**Written instruction:**
Please rewrite the data from the line containing "right-pane — [350, 74, 410, 226]" through the end of the data, swapping "gear-indicator" for "transmission-indicator" and keeping everything else the same. Leave the pictures out of your answer.

[Image layout annotations]

========

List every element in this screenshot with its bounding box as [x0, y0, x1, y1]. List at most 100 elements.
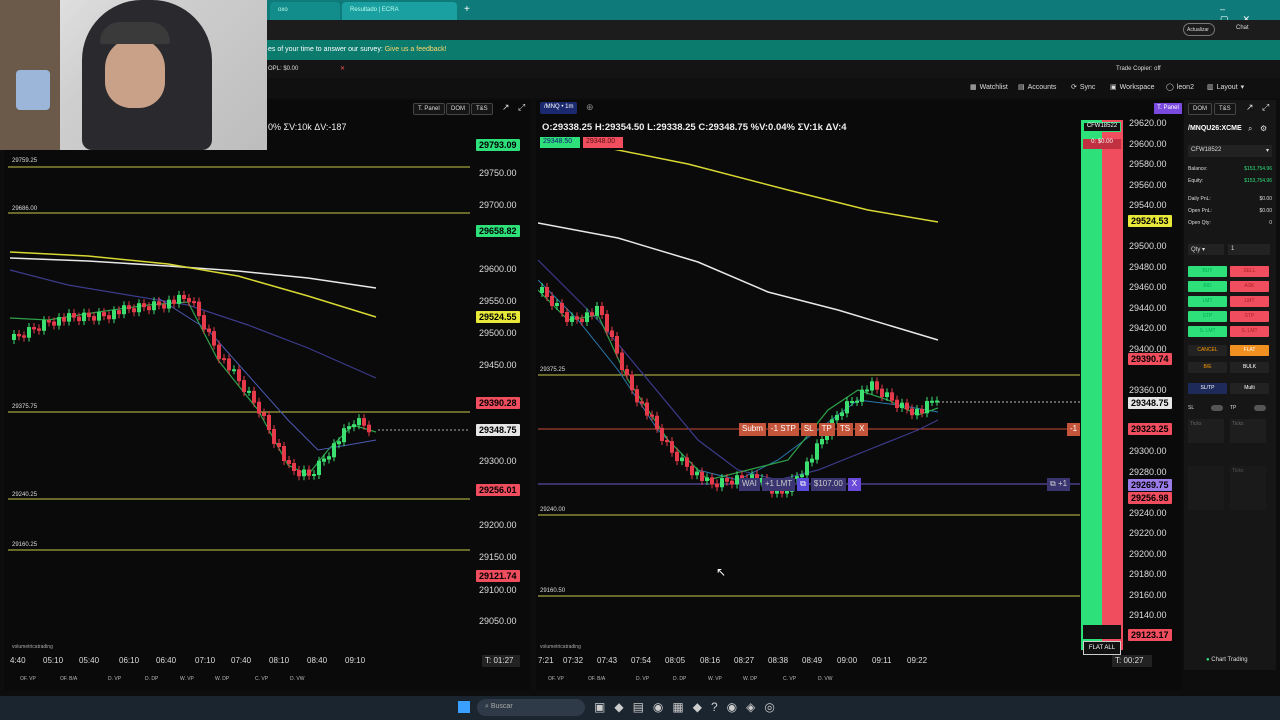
chart-tab[interactable]: D. VW [818, 676, 832, 682]
tns-button[interactable]: T&S [1214, 103, 1236, 115]
flat-button[interactable]: FLAT [1230, 345, 1269, 356]
trail-settings[interactable]: Ticks [1230, 466, 1266, 510]
ask-price[interactable]: 29348.00 [583, 137, 623, 148]
chart-tab[interactable]: D. VP [636, 676, 649, 682]
candle-body [282, 446, 286, 461]
workspace-button[interactable]: ▣ Workspace [1110, 83, 1155, 92]
stop-order-label[interactable]: -1 STP [767, 423, 799, 436]
be-settings[interactable] [1188, 466, 1224, 510]
flat-all-button[interactable]: FLAT ALL [1083, 641, 1121, 655]
add-icon[interactable]: ⊕ [586, 102, 594, 113]
price-tag: 29121.74 [476, 570, 520, 582]
axis-label: 29700.00 [479, 200, 517, 210]
external-link-icon[interactable]: ↗ [502, 102, 510, 113]
buy-stop-button[interactable]: STP [1188, 311, 1227, 322]
taskbar-apps[interactable]: ▣◆▤◉▦◆?◉◈◎ [594, 700, 784, 714]
chart-tab[interactable]: C. VP [255, 676, 268, 682]
close-icon[interactable]: ✕ [340, 65, 345, 72]
sell-limit-button[interactable]: LMT [1230, 296, 1269, 307]
cancel-button[interactable]: CANCEL [1188, 345, 1227, 356]
qty-input[interactable]: 1 [1228, 244, 1270, 255]
account-select[interactable]: CFW18522 ▾ [1188, 145, 1272, 157]
left-price-axis: 29750.00 29700.00 29600.00 29550.00 2950… [476, 120, 528, 660]
chart-tab[interactable]: D. VP [108, 676, 121, 682]
trade-copier-status[interactable]: Trade Copier: off [1116, 66, 1161, 72]
axis-label: 29220.00 [1129, 528, 1167, 538]
new-tab-icon[interactable]: + [464, 4, 470, 15]
chart-tab[interactable]: W. VP [708, 676, 722, 682]
price-tag: 29658.82 [476, 225, 520, 237]
cancel-limit-button[interactable]: X [847, 478, 862, 491]
expand-icon[interactable]: ⤢ [1262, 102, 1269, 113]
buy-stop-limit-button[interactable]: S. LMT [1188, 326, 1227, 337]
sync-button[interactable]: ⟳ Sync [1071, 83, 1095, 92]
update-button[interactable]: Actualizar [1183, 23, 1215, 36]
chart-tab[interactable]: D. DP [145, 676, 158, 682]
sell-stop-limit-button[interactable]: S. LMT [1230, 326, 1269, 337]
browser-tab-active[interactable]: Resultado | ECRA [342, 2, 457, 20]
buy-limit-button[interactable]: LMT [1188, 296, 1227, 307]
candle-body [177, 294, 181, 304]
chart-tab[interactable]: D. VW [290, 676, 304, 682]
sltp-tab[interactable]: SL/TP [1188, 383, 1227, 394]
limit-order-label[interactable]: +1 LMT [761, 478, 796, 491]
chart-tab[interactable]: OF. B/A [60, 676, 77, 682]
chart-tab[interactable]: OF. B/A [588, 676, 605, 682]
tp-toggle[interactable] [1254, 405, 1266, 411]
chart-tab[interactable]: W. VP [180, 676, 194, 682]
tpanel-active-button[interactable]: T. Panel [1154, 103, 1182, 114]
layout-button[interactable]: ▥ Layout ▾ [1207, 83, 1244, 92]
watchlist-button[interactable]: ▦ Watchlist [970, 83, 1008, 92]
chart-tab[interactable]: D. DP [673, 676, 686, 682]
bar-timer: T: 01:27 [482, 655, 520, 667]
time-label: 08:16 [700, 656, 721, 665]
ask-button[interactable]: ASK [1230, 281, 1269, 292]
gear-icon[interactable]: ⚙ [1260, 124, 1267, 133]
sl-toggle[interactable] [1211, 405, 1223, 411]
submit-button[interactable]: Subm [739, 423, 766, 436]
sell-button[interactable]: SELL [1230, 266, 1269, 277]
right-price-axis: 29620.00 29600.00 29580.00 29560.00 2954… [1126, 115, 1182, 655]
chart-tab[interactable]: OF. VP [548, 676, 564, 682]
tp-button[interactable]: TP [818, 423, 835, 436]
symbol-selector[interactable]: /MNQ • 1m [540, 102, 578, 114]
tpanel-button[interactable]: T. Panel [413, 103, 445, 115]
candle-body [187, 298, 191, 303]
search-input[interactable]: ⌕ Buscar [477, 699, 585, 716]
search-icon[interactable]: ⌕ [1248, 124, 1252, 134]
bulk-button[interactable]: BULK [1230, 362, 1269, 373]
chart-tab[interactable]: W. DP [215, 676, 229, 682]
user-button[interactable]: ◯ leon2 [1166, 83, 1194, 92]
dom-button[interactable]: DOM [446, 103, 470, 115]
ts-button[interactable]: TS [836, 423, 854, 436]
sell-stop-button[interactable]: STP [1230, 311, 1269, 322]
buy-button[interactable]: BUY [1188, 266, 1227, 277]
sl-button[interactable]: SL [800, 423, 817, 436]
bid-button[interactable]: BID [1188, 281, 1227, 292]
multi-tab[interactable]: Multi [1230, 383, 1269, 394]
chart-tab[interactable]: C. VP [783, 676, 796, 682]
start-icon[interactable] [458, 701, 470, 713]
chart-tab[interactable]: W. DP [743, 676, 757, 682]
sl-ticks-input[interactable]: Ticks [1188, 419, 1224, 443]
chart-tab[interactable]: OF. VP [20, 676, 36, 682]
expand-icon[interactable]: ⤢ [518, 102, 525, 113]
chart-trading-panel: T. Panel DOM T&S ↗ ⤢ /MNQU26:XCME ⌕ ⚙ CF… [1154, 100, 1276, 670]
breakeven-button[interactable]: B/E [1188, 362, 1227, 373]
tns-button[interactable]: T&S [471, 103, 493, 115]
cancel-order-button[interactable]: X [855, 423, 869, 436]
feedback-link[interactable]: Give us a feedback! [385, 46, 447, 53]
dom-button[interactable]: DOM [1188, 103, 1212, 115]
qty-select[interactable]: Qty ▾ [1188, 244, 1224, 255]
dom-ladder[interactable] [1081, 120, 1123, 650]
tp-ticks-input[interactable]: Ticks [1230, 419, 1266, 443]
external-link-icon[interactable]: ↗ [1246, 102, 1254, 113]
axis-label: 29560.00 [1129, 180, 1167, 190]
link-icon[interactable]: ⧉ [797, 478, 809, 491]
browser-tab[interactable]: oxo [270, 2, 340, 20]
time-label: 09:11 [872, 656, 892, 665]
chat-button[interactable]: Chat [1236, 25, 1249, 31]
bid-price[interactable]: 29348.50 [540, 137, 580, 148]
candle-body [590, 312, 594, 316]
accounts-button[interactable]: ▤ Accounts [1018, 83, 1056, 92]
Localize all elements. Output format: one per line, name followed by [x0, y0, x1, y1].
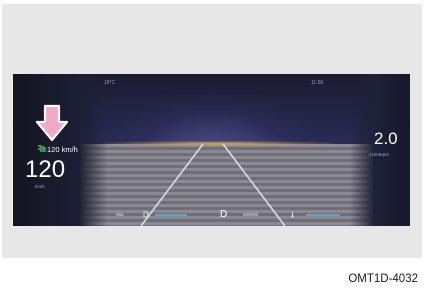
right-pane — [350, 74, 410, 226]
clock: 11:56 — [311, 80, 324, 86]
engine-rpm: 2.0 — [374, 129, 398, 148]
down-arrow-indicator-icon — [35, 104, 69, 142]
vehicle-speed-unit: km/h — [35, 184, 45, 189]
instrument-cluster: 18°C 11:56 120 km/h 120 km/h 2.0 x1000rp… — [13, 74, 410, 226]
temperature-icon — [291, 211, 294, 218]
engine-rpm-unit: x1000rpm — [369, 152, 390, 157]
fuel-icon — [143, 211, 150, 218]
bottom-status-bar: 965 D 000000 — [113, 209, 353, 220]
speed-limit-value: 120 km/h — [47, 144, 78, 154]
odometer: 000000 — [243, 212, 259, 217]
speed-limit-sign-icon — [38, 145, 46, 152]
vehicle-speed: 120 — [25, 156, 66, 183]
speed-limit-row: 120 km/h — [37, 144, 78, 154]
gear-indicator: D — [220, 209, 228, 220]
fuel-gauge — [155, 214, 187, 216]
temperature-gauge — [306, 214, 340, 216]
range-readout: 965 — [116, 212, 124, 217]
outside-temperature: 18°C — [104, 80, 116, 86]
figure-code: OMT1D-4032 — [348, 273, 418, 285]
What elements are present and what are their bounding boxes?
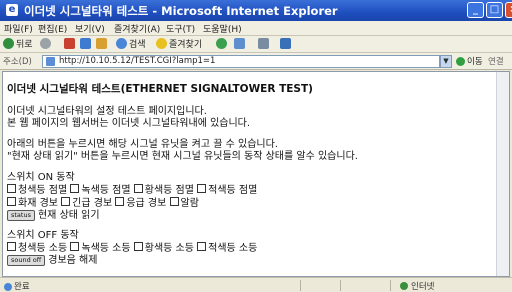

========

**Solution below:**
right-pane — [350, 74, 410, 226]
clock: 11:56 — [311, 80, 324, 86]
engine-rpm: 2.0 — [374, 129, 398, 148]
down-arrow-indicator-icon — [35, 104, 69, 142]
vehicle-speed-unit: km/h — [35, 184, 45, 189]
instrument-cluster: 18°C 11:56 120 km/h 120 km/h 2.0 x1000rp… — [13, 74, 410, 226]
temperature-icon — [291, 211, 294, 218]
engine-rpm-unit: x1000rpm — [369, 152, 390, 157]
fuel-icon — [143, 211, 150, 218]
bottom-status-bar: 965 D 000000 — [113, 209, 353, 220]
speed-limit-value: 120 km/h — [47, 144, 78, 154]
odometer: 000000 — [243, 212, 259, 217]
speed-limit-sign-icon — [38, 145, 46, 152]
vehicle-speed: 120 — [25, 156, 66, 183]
speed-limit-row: 120 km/h — [37, 144, 78, 154]
transmission-indicator: D — [220, 209, 228, 220]
fuel-gauge — [155, 214, 187, 216]
temperature-gauge — [306, 214, 340, 216]
range-readout: 965 — [116, 212, 124, 217]
outside-temperature: 18°C — [104, 80, 116, 86]
figure-code: OMT1D-4032 — [348, 273, 418, 285]
What elements are present and what are their bounding boxes?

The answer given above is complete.